Description of the task: Set the listing down unchanged, minus every embedded image.

+++ Provided data +++

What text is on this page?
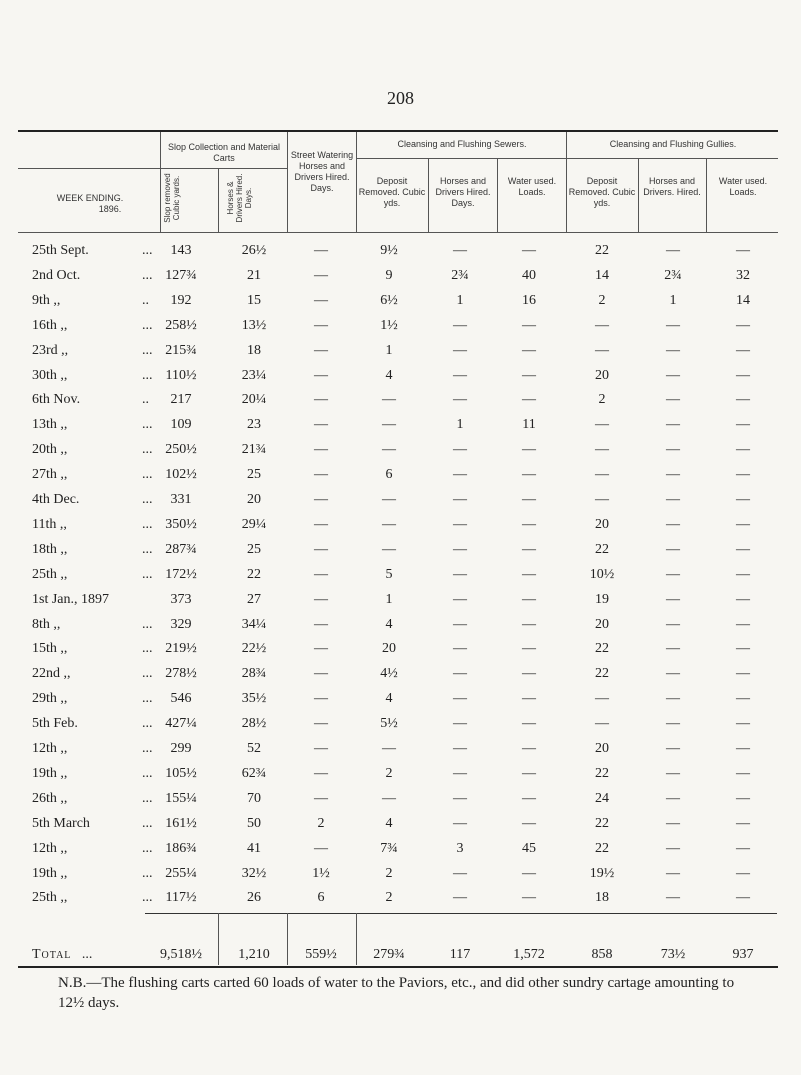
208
WEEK ENDING.
1896.
Slop Collection and Material Carts
Slop removed Cubic yards.	Horses & Drivers Hired. Days.
Street Watering Horses and Drivers Hired. Days.
Cleansing and Flushing Sewers.
Deposit Removed. Cubic yds.
Horses and Drivers Hired. Days.
Water used. Loads.
Cleansing and Flushing Gullies.
Deposit Removed. Cubic yds.
Horses and Drivers. Hired.
Water used. Loads.
25th Sept.	...	143	26½	—	9½	—	—	22	—	—
2nd Oct.	... 127¾	21	—	9	2¾	40	14	2¾	32
9th ,,	..	192	15	—	6½	1	16	2	1	14
16th ,,	... 258½	13½	—	1½	—	—	—	—	—
23rd ,,	... 215¾	18	—	1	—	—	—	—	—
30th ,,	... 110½	23¼	—	4	—	—	20	—	—
6th Nov.	..	217	20¼	—	—	—	—	2	—	—
13th ,,	...	109	23	—	—	1	11	—	—	—
20th ,,	... 250½	21¾	—	—	—	—	—	—	—
27th ,,	... 102½	25	—	6	—	—	—	—	—
4th Dec.	...	331	20	—	—	—	—	—	—	—
11th ,,	... 350½	29¼	—	—	—	—	20	—	—
18th ,,	... 287¾	25	—	—	—	—	22	—	—
25th ,,	... 172½	22	—	5	—	—	10½	—	—
1st Jan., 1897	373	27	—	1	—	—	19	—	—
8th ,,	...	329	34¼	—	4	—	—	20	—	—
15th ,,	... 219½	22½	—	20	—	—	22	—	—
22nd ,,	... 278½	28¾	—	4½	—	—	22	—	—
29th ,,	...	546	35½	—	4	—	—	—	—	—
5th Feb.	... 427¼	28½	—	5½	—	—	—	—	—
12th ,,	...	299	52	—	—	—	—	20	—	—
19th ,,	... 105½	62¾	—	2	—	—	22	—	—
26th ,,	... 155¼	70	—	—	—	—	24	—	—
5th March	... 161½	50	2	4	—	—	22	—	—
12th ,,	... 186¾	41	—	7¾	3	45	22	—	—
19th ,,	... 255¼	32½	1½	2	—	—	19½	—	—
25th ,,	... 117½	26	6	2	—	—	18	—	—
Total ...	9,518½	1,210	559½	279¾	117	1,572	858	73½	937
N.B.—The flushing carts carted 60 loads of water to the Paviors, etc., and did other sundry cartage amounting to 12½ days.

+++

Answer to this problem:
What text is on this page?
208
WEEK ENDING.
1896.
Slop Collection and Material Carts
Slop removed Cubic yards.	Horses & Drivers Hired. Days.
Street Watering Horses and Drivers Hired. Days.
Cleansing and Flushing Sewers.
Deposit Removed. Cubic yds.
Horses and Drivers Hired. Days.
Water used. Loads.
Cleansing and Flushing Gullies.
Deposit Removed. Cubic yds.
Horses and Drivers. Hired.
Water used. Loads.
25th Sept.	...	143	26½	—	9½	—	—	22	—	—
2nd Oct.	... 127¾	21	—	9	2¾	40	14	2¾	32
9th ,,	..	192	15	—	6½	1	16	2	1	14
16th ,,	... 258½	13½	—	1½	—	—	—	—	—
23rd ,,	... 215¾	18	—	1	—	—	—	—	—
30th ,,	... 110½	23¼	—	4	—	—	20	—	—
6th Nov.	..	217	20¼	—	—	—	—	2	—	—
13th ,,	...	109	23	—	—	1	11	—	—	—
20th ,,	... 250½	21¾	—	—	—	—	—	—	—
27th ,,	... 102½	25	—	6	—	—	—	—	—
4th Dec.	...	331	20	—	—	—	—	—	—	—
11th ,,	... 350½	29¼	—	—	—	—	20	—	—
18th ,,	... 287¾	25	—	—	—	—	22	—	—
25th ,,	... 172½	22	—	5	—	—	10½	—	—
1st Jan., 1897	373	27	—	1	—	—	19	—	—
8th ,,	...	329	34¼	—	4	—	—	20	—	—
15th ,,	... 219½	22½	—	20	—	—	22	—	—
22nd ,,	... 278½	28¾	—	4½	—	—	22	—	—
29th ,,	...	546	35½	—	4	—	—	—	—	—
5th Feb.	... 427¼	28½	—	5½	—	—	—	—	—
12th ,,	...	299	52	—	—	—	—	20	—	—
19th ,,	... 105½	62¾	—	2	—	—	22	—	—
26th ,,	... 155¼	70	—	—	—	—	24	—	—
5th March	... 161½	50	2	4	—	—	22	—	—
12th ,,	... 186¾	41	—	7¾	3	45	22	—	—
19th ,,	... 255¼	32½	1½	2	—	—	19½	—	—
25th ,,	... 117½	26	6	2	—	—	18	—	—
Total ...	9,518½	1,210	559½	279¾	117	1,572	858	73½	937
N.B.—The flushing carts carted 60 loads of water to the Paviors, etc., and did other sundry cartage amounting to 12½ days.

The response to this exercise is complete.